INSTRUCTIONS TO FOLLOW: Transcribe only what runs from the line containing "Extract the structured" through the final line below, exactly, and leave every picture out.

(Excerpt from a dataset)
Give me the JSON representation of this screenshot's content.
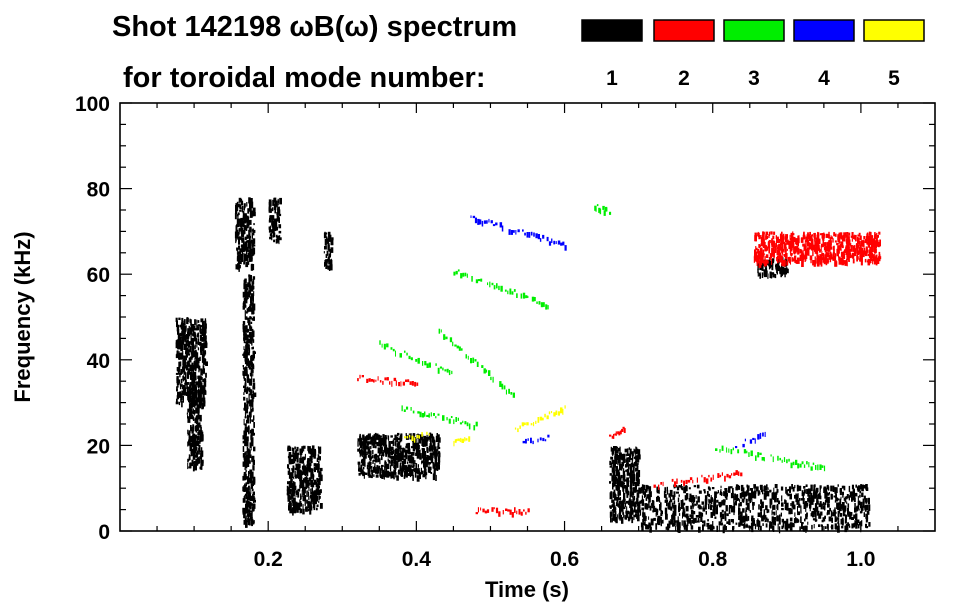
{
  "chart_data": {
    "type": "scatter",
    "title_line1": "Shot 142198 ωB(ω) spectrum",
    "title_line2": "for toroidal mode number:",
    "xlabel": "Time (s)",
    "ylabel": "Frequency (kHz)",
    "xlim": [
      0.0,
      1.1
    ],
    "ylim": [
      0,
      100
    ],
    "x_ticks": [
      0.2,
      0.4,
      0.6,
      0.8,
      1.0
    ],
    "x_tick_labels": [
      "0.2",
      "0.4",
      "0.6",
      "0.8",
      "1.0"
    ],
    "y_ticks": [
      0,
      20,
      40,
      60,
      80,
      100
    ],
    "y_tick_labels": [
      "0",
      "20",
      "40",
      "60",
      "80",
      "100"
    ],
    "legend": [
      {
        "n": "1",
        "color": "#000000"
      },
      {
        "n": "2",
        "color": "#ff0000"
      },
      {
        "n": "3",
        "color": "#00ee00"
      },
      {
        "n": "4",
        "color": "#0000ff"
      },
      {
        "n": "5",
        "color": "#ffff00"
      }
    ],
    "series": [
      {
        "name": "n=1",
        "color": "#000000",
        "regions": [
          {
            "x": [
              0.075,
              0.115
            ],
            "y": [
              30,
              50
            ]
          },
          {
            "x": [
              0.09,
              0.11
            ],
            "y": [
              15,
              35
            ]
          },
          {
            "x": [
              0.155,
              0.18
            ],
            "y": [
              62,
              78
            ]
          },
          {
            "x": [
              0.165,
              0.18
            ],
            "y": [
              2,
              60
            ]
          },
          {
            "x": [
              0.2,
              0.215
            ],
            "y": [
              68,
              78
            ]
          },
          {
            "x": [
              0.225,
              0.27
            ],
            "y": [
              5,
              20
            ]
          },
          {
            "x": [
              0.275,
              0.285
            ],
            "y": [
              62,
              70
            ]
          },
          {
            "x": [
              0.32,
              0.43
            ],
            "y": [
              13,
              23
            ]
          },
          {
            "x": [
              0.66,
              0.7
            ],
            "y": [
              3,
              20
            ]
          },
          {
            "x": [
              0.7,
              1.01
            ],
            "y": [
              1,
              11
            ]
          },
          {
            "x": [
              0.86,
              0.9
            ],
            "y": [
              60,
              64
            ]
          }
        ]
      },
      {
        "name": "n=2",
        "color": "#ff0000",
        "lines": [
          {
            "x": [
              0.32,
              0.4
            ],
            "y": [
              36,
              35
            ]
          },
          {
            "x": [
              0.48,
              0.55
            ],
            "y": [
              5,
              5
            ]
          },
          {
            "x": [
              0.72,
              0.84
            ],
            "y": [
              11,
              14
            ]
          },
          {
            "x": [
              0.66,
              0.68
            ],
            "y": [
              22,
              24
            ]
          }
        ],
        "regions": [
          {
            "x": [
              0.855,
              1.025
            ],
            "y": [
              63,
              70
            ]
          }
        ]
      },
      {
        "name": "n=3",
        "color": "#00ee00",
        "lines": [
          {
            "x": [
              0.45,
              0.58
            ],
            "y": [
              61,
              53
            ]
          },
          {
            "x": [
              0.35,
              0.45
            ],
            "y": [
              44,
              37
            ]
          },
          {
            "x": [
              0.43,
              0.53
            ],
            "y": [
              47,
              32
            ]
          },
          {
            "x": [
              0.38,
              0.48
            ],
            "y": [
              29,
              25
            ]
          },
          {
            "x": [
              0.8,
              0.95
            ],
            "y": [
              20,
              15
            ]
          },
          {
            "x": [
              0.64,
              0.66
            ],
            "y": [
              76,
              75
            ]
          }
        ]
      },
      {
        "name": "n=4",
        "color": "#0000ff",
        "lines": [
          {
            "x": [
              0.47,
              0.6
            ],
            "y": [
              74,
              67
            ]
          },
          {
            "x": [
              0.54,
              0.58
            ],
            "y": [
              21,
              22
            ]
          },
          {
            "x": [
              0.83,
              0.87
            ],
            "y": [
              20,
              23
            ]
          }
        ]
      },
      {
        "name": "n=5",
        "color": "#ffff00",
        "lines": [
          {
            "x": [
              0.53,
              0.6
            ],
            "y": [
              24,
              29
            ]
          },
          {
            "x": [
              0.38,
              0.42
            ],
            "y": [
              22,
              23
            ]
          },
          {
            "x": [
              0.45,
              0.47
            ],
            "y": [
              21,
              22
            ]
          }
        ]
      }
    ]
  }
}
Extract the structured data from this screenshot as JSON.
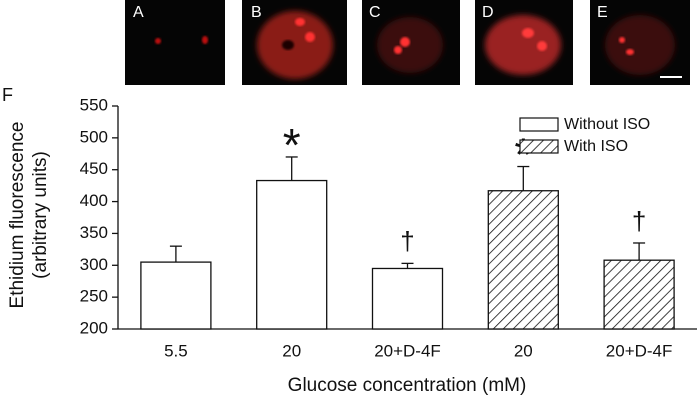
{
  "panels": [
    "A",
    "B",
    "C",
    "D",
    "E"
  ],
  "figure_label": "F",
  "chart_data": {
    "type": "bar",
    "y_label": [
      "Ethidium fluorescence",
      "(arbitrary units)"
    ],
    "x_label": "Glucose concentration (mM)",
    "categories": [
      "5.5",
      "20",
      "20+D-4F",
      "20",
      "20+D-4F"
    ],
    "series": [
      {
        "name": "Without ISO",
        "color": "#ffffff",
        "hatch": false,
        "values": [
          305,
          433,
          295,
          null,
          null
        ],
        "errors": [
          25,
          37,
          8,
          null,
          null
        ]
      },
      {
        "name": "With ISO",
        "color": "#ffffff",
        "hatch": true,
        "values": [
          null,
          null,
          null,
          417,
          308
        ],
        "errors": [
          null,
          null,
          null,
          38,
          27
        ]
      }
    ],
    "markers": [
      null,
      "*",
      "†",
      "*",
      "†"
    ],
    "ylim": [
      200,
      550
    ],
    "yticks": [
      200,
      250,
      300,
      350,
      400,
      450,
      500,
      550
    ],
    "legend": "upper-right"
  }
}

EXERCISE RESPONSE:
Extract the structured data from this screenshot as JSON.
{
  "panels": [
    "A",
    "B",
    "C",
    "D",
    "E"
  ],
  "figure_label": "F",
  "chart_data": {
    "type": "bar",
    "y_label": [
      "Ethidium fluorescence",
      "(arbitrary units)"
    ],
    "x_label": "Glucose concentration (mM)",
    "categories": [
      "5.5",
      "20",
      "20+D-4F",
      "20",
      "20+D-4F"
    ],
    "series": [
      {
        "name": "Without ISO",
        "color": "#ffffff",
        "hatch": false,
        "values": [
          305,
          433,
          295,
          null,
          null
        ],
        "errors": [
          25,
          37,
          8,
          null,
          null
        ]
      },
      {
        "name": "With ISO",
        "color": "#ffffff",
        "hatch": true,
        "values": [
          null,
          null,
          null,
          417,
          308
        ],
        "errors": [
          null,
          null,
          null,
          38,
          27
        ]
      }
    ],
    "markers": [
      null,
      "*",
      "†",
      "*",
      "†"
    ],
    "ylim": [
      200,
      550
    ],
    "yticks": [
      200,
      250,
      300,
      350,
      400,
      450,
      500,
      550
    ],
    "legend": "upper-right"
  }
}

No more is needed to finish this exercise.